EXTRACT TO READ.
-- begin --
# The best color scheme you have seen for an HT room?



## Sonnie

I am curious as to what is the best color scheme you have seen for a home theater room... or maybe a few of your favorites.

Please try to post the picture here, if that is not feasible, linking to it is fine.

Thanks!

Maybe what we should consider sometime is nominating the top home theater decor for five members, then have a forum wide vote for the winner to win $500. onder:


----------



## salvasol

Mine ....burgandy (please excuse the mess)


----------



## roffe

Oooohhh.... colors are a matter of personal taste. 

I prefer muted colors in a home theater. Functionally, the all black "bat-caves" are the best, IMHO, but esthetiacally, a muted, not all black design is what I prefer. Other than that, white is a no-no by be, as the screen as the obvious exception. For those who have a grey screen, I also opt for a scheme where all other colors are darker than the screen.

Below is a picture I found inspiring when choosing my own color scheme, even if I went for even less color and mostly a greyscale theme. Even if it is not all finished yet, I guess you can see where I am going with this: http://www.hometheatershack.com/forums/home-theater-design-construction/14462-project-c8-building-norways-smallest-home-cinema.html

I'll post more pictures here if I find some that are according to my taste.
-- end --
RECORDED DATA.
-- begin --
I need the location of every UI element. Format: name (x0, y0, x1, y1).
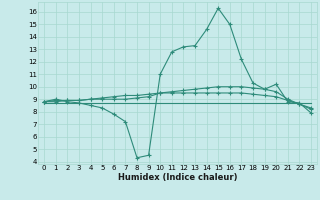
X-axis label: Humidex (Indice chaleur): Humidex (Indice chaleur) (118, 173, 237, 182)
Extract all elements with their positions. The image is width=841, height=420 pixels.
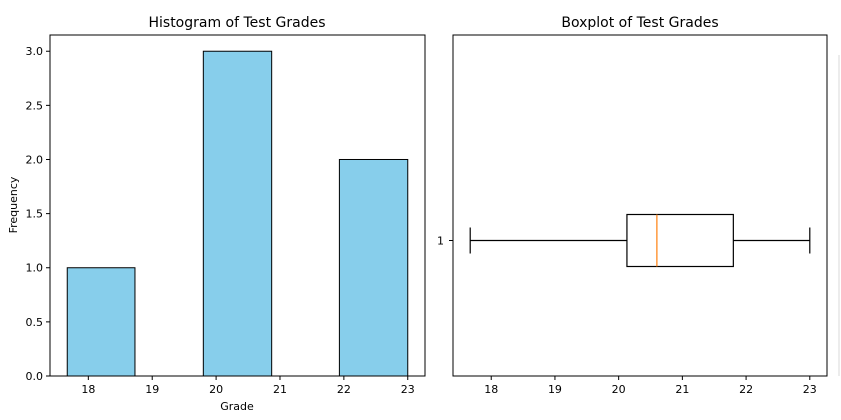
-- end --
PROBLEM TO WORK ON.
Reproduce the passage of the home theater color scheme thread between "I prefer muted" and "than the screen.", inclusive.

OUTPUT OF THE TASK.
I prefer muted colors in a home theater. Functionally, the all black "bat-caves" are the best, IMHO, but esthetiacally, a muted, not all black design is what I prefer. Other than that, white is a no-no by be, as the screen as the obvious exception. For those who have a grey screen, I also opt for a scheme where all other colors are darker than the screen.